╭─ DATA FOR THIS EXERCISE
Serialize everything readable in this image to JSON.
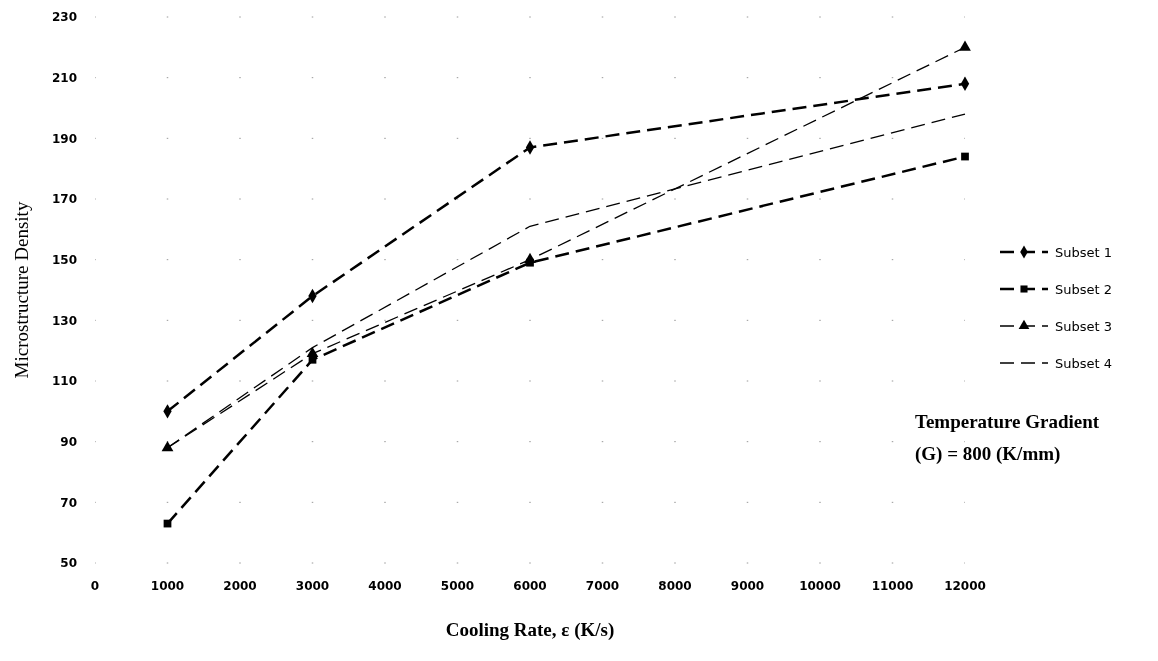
{
  "chart_data": {
    "type": "line",
    "x": [
      1000,
      3000,
      6000,
      12000
    ],
    "series": [
      {
        "name": "Subset 1",
        "color": "#000000",
        "marker": "diamond",
        "line_style": "dashed",
        "values": [
          100,
          138,
          187,
          208
        ]
      },
      {
        "name": "Subset 2",
        "color": "#000000",
        "marker": "square",
        "line_style": "dashed",
        "values": [
          63,
          117,
          149,
          184
        ]
      },
      {
        "name": "Subset 3",
        "color": "#000000",
        "marker": "triangle",
        "line_style": "dashed",
        "values": [
          88,
          119,
          150,
          220
        ]
      },
      {
        "name": "Subset 4",
        "color": "#000000",
        "marker": "none",
        "line_style": "dashed",
        "values": [
          88,
          121,
          161,
          198
        ]
      }
    ],
    "xlabel": "Cooling Rate, ε (K/s)",
    "ylabel": "Microstructure Density",
    "xlim": [
      0,
      12000
    ],
    "xticks": [
      0,
      1000,
      2000,
      3000,
      4000,
      5000,
      6000,
      7000,
      8000,
      9000,
      10000,
      11000,
      12000
    ],
    "ylim": [
      50,
      230
    ],
    "yticks": [
      50,
      70,
      90,
      110,
      130,
      150,
      170,
      190,
      210,
      230
    ],
    "grid": true,
    "legend": "right",
    "annotations": [
      "Temperature Gradient\n(G) = 800 (K/mm)"
    ]
  }
}
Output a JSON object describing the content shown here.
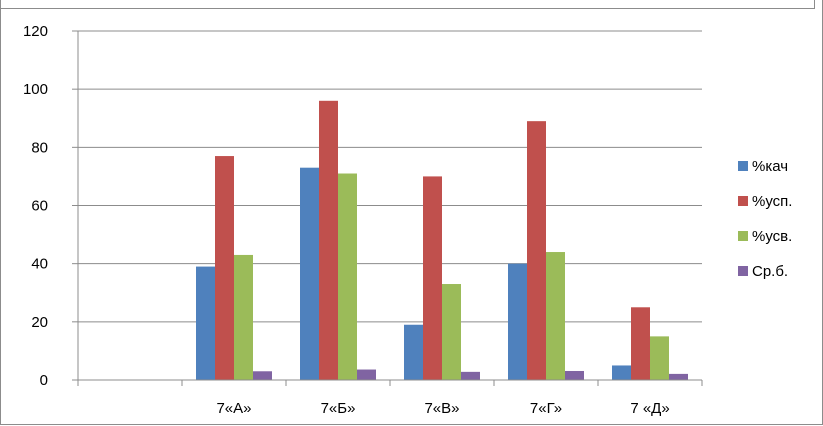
{
  "chart_data": {
    "type": "bar",
    "categories": [
      "",
      "7«А»",
      "7«Б»",
      "7«В»",
      "7«Г»",
      "7 «Д»"
    ],
    "series": [
      {
        "name": "%кач",
        "color": "#4f81bd",
        "values": [
          null,
          39,
          73,
          19,
          40,
          5
        ]
      },
      {
        "name": "%усп.",
        "color": "#c0504d",
        "values": [
          null,
          77,
          96,
          70,
          89,
          25
        ]
      },
      {
        "name": "%усв.",
        "color": "#9bbb59",
        "values": [
          null,
          43,
          71,
          33,
          44,
          15
        ]
      },
      {
        "name": "Ср.б.",
        "color": "#8064a2",
        "values": [
          null,
          3,
          3.6,
          2.8,
          3.1,
          2.1
        ]
      }
    ],
    "yticks": [
      0,
      20,
      40,
      60,
      80,
      100,
      120
    ],
    "ylim": [
      0,
      120
    ],
    "grid": true,
    "legend": "right"
  }
}
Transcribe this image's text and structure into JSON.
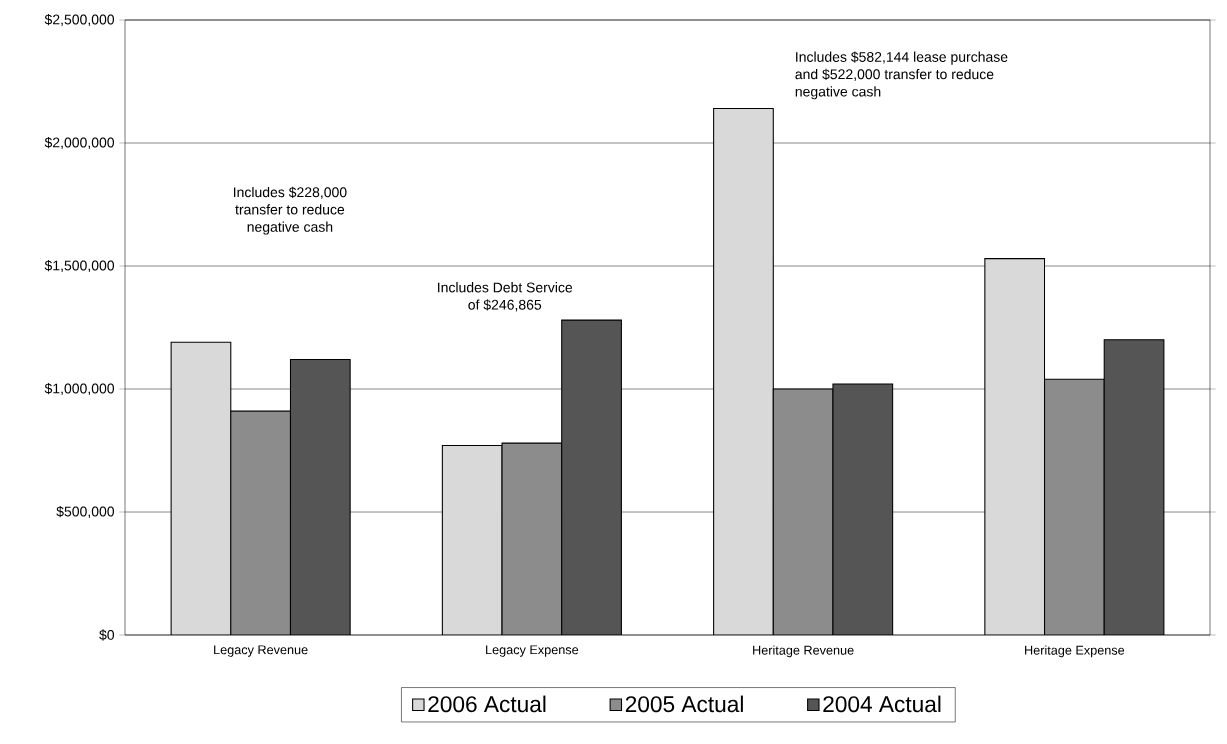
{
  "chart_data": {
    "type": "bar",
    "categories": [
      "Legacy Revenue",
      "Legacy Expense",
      "Heritage Revenue",
      "Heritage Expense"
    ],
    "series": [
      {
        "name": "2006 Actual",
        "color": "#d9d9d9",
        "values": [
          1190000,
          770000,
          2140000,
          1530000
        ]
      },
      {
        "name": "2005 Actual",
        "color": "#8c8c8c",
        "values": [
          910000,
          780000,
          1000000,
          1040000
        ]
      },
      {
        "name": "2004 Actual",
        "color": "#555555",
        "values": [
          1120000,
          1280000,
          1020000,
          1200000
        ]
      }
    ],
    "ylim": [
      0,
      2500000
    ],
    "yticks": [
      {
        "value": 0,
        "label": "$0"
      },
      {
        "value": 500000,
        "label": "$500,000"
      },
      {
        "value": 1000000,
        "label": "$1,000,000"
      },
      {
        "value": 1500000,
        "label": "$1,500,000"
      },
      {
        "value": 2000000,
        "label": "$2,000,000"
      },
      {
        "value": 2500000,
        "label": "$2,500,000"
      }
    ],
    "grid": "y",
    "legend": "bottom",
    "annotations": [
      "Includes $228,000 transfer to reduce negative cash",
      "Includes Debt Service of $246,865",
      "Includes $582,144 lease purchase and $522,000 transfer to reduce negative cash"
    ]
  }
}
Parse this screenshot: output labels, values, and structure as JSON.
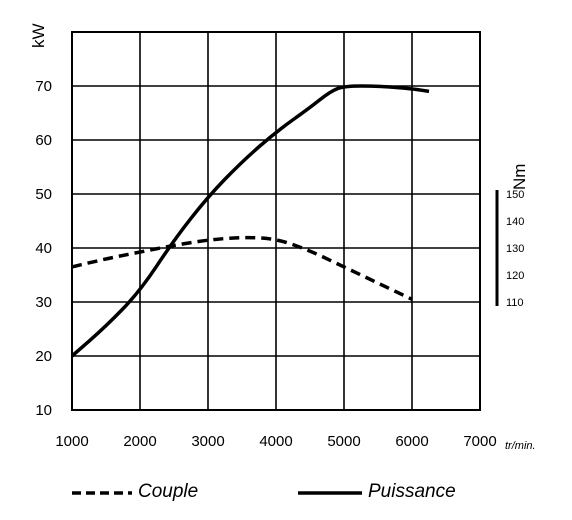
{
  "chart_data": {
    "type": "line",
    "title": "",
    "xlabel_unit": "tr/min.",
    "x_ticks": [
      "1000",
      "2000",
      "3000",
      "4000",
      "5000",
      "6000",
      "7000"
    ],
    "xlim": [
      1000,
      7000
    ],
    "y_left": {
      "label": "kW",
      "ticks": [
        "70",
        "60",
        "50",
        "40",
        "30",
        "20",
        "10"
      ],
      "ylim": [
        10,
        80
      ]
    },
    "y_right": {
      "label": "Nm",
      "ticks": [
        "150",
        "140",
        "130",
        "120",
        "110"
      ],
      "range": [
        110,
        150
      ]
    },
    "series": [
      {
        "name": "Couple",
        "style": "dashed",
        "axis": "y_right",
        "points": [
          [
            1000,
            123
          ],
          [
            1500,
            126
          ],
          [
            2000,
            128.5
          ],
          [
            2500,
            131
          ],
          [
            3000,
            133
          ],
          [
            3500,
            134
          ],
          [
            4000,
            133.5
          ],
          [
            4500,
            129
          ],
          [
            5000,
            123
          ],
          [
            5500,
            117
          ],
          [
            6000,
            111
          ]
        ]
      },
      {
        "name": "Puissance",
        "style": "solid",
        "axis": "y_left",
        "points": [
          [
            1000,
            20
          ],
          [
            1500,
            25.5
          ],
          [
            2000,
            32
          ],
          [
            2500,
            41.5
          ],
          [
            3000,
            49.5
          ],
          [
            3500,
            56
          ],
          [
            4000,
            61.5
          ],
          [
            4500,
            66
          ],
          [
            4800,
            69
          ],
          [
            5000,
            70
          ],
          [
            5500,
            70
          ],
          [
            6000,
            69.5
          ],
          [
            6250,
            69
          ]
        ]
      }
    ],
    "grid": true,
    "legend_position": "bottom"
  }
}
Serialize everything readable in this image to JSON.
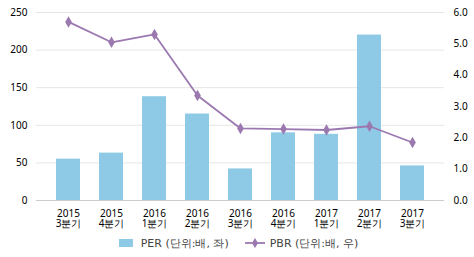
{
  "chart_data": {
    "type": "bar",
    "categories": [
      "2015\n3분기",
      "2015\n4분기",
      "2016\n1분기",
      "2016\n2분기",
      "2016\n3분기",
      "2016\n4분기",
      "2017\n1분기",
      "2017\n2분기",
      "2017\n3분기"
    ],
    "series": [
      {
        "name": "PER (단위:배, 좌)",
        "type": "bar",
        "color": "#8ecae6",
        "values": [
          55,
          63,
          138,
          115,
          42,
          90,
          88,
          220,
          46
        ]
      },
      {
        "name": "PBR (단위:배, 우)",
        "type": "line",
        "axis": "y2",
        "color": "#9b79b0",
        "marker": "diamond",
        "values": [
          5.7,
          5.05,
          5.3,
          3.35,
          2.3,
          2.28,
          2.25,
          2.37,
          1.85
        ]
      }
    ],
    "ylim": [
      0,
      250
    ],
    "yticks": [
      0,
      50,
      100,
      150,
      200,
      250
    ],
    "y2lim": [
      0,
      6
    ],
    "y2ticks": [
      0,
      1,
      2,
      3,
      4,
      5,
      6
    ],
    "grid": true,
    "legend": "bottom"
  }
}
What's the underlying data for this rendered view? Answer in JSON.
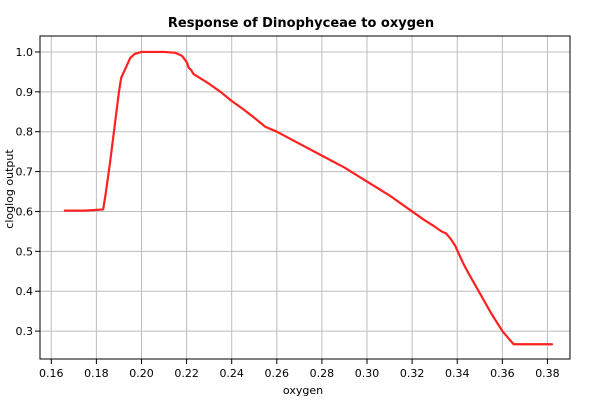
╰─
Track down every line of the material containing the string "Heritage", and copy it.

RESPONSE TO THE TASK.
      "Heritage Revenue",
      "Heritage Expense"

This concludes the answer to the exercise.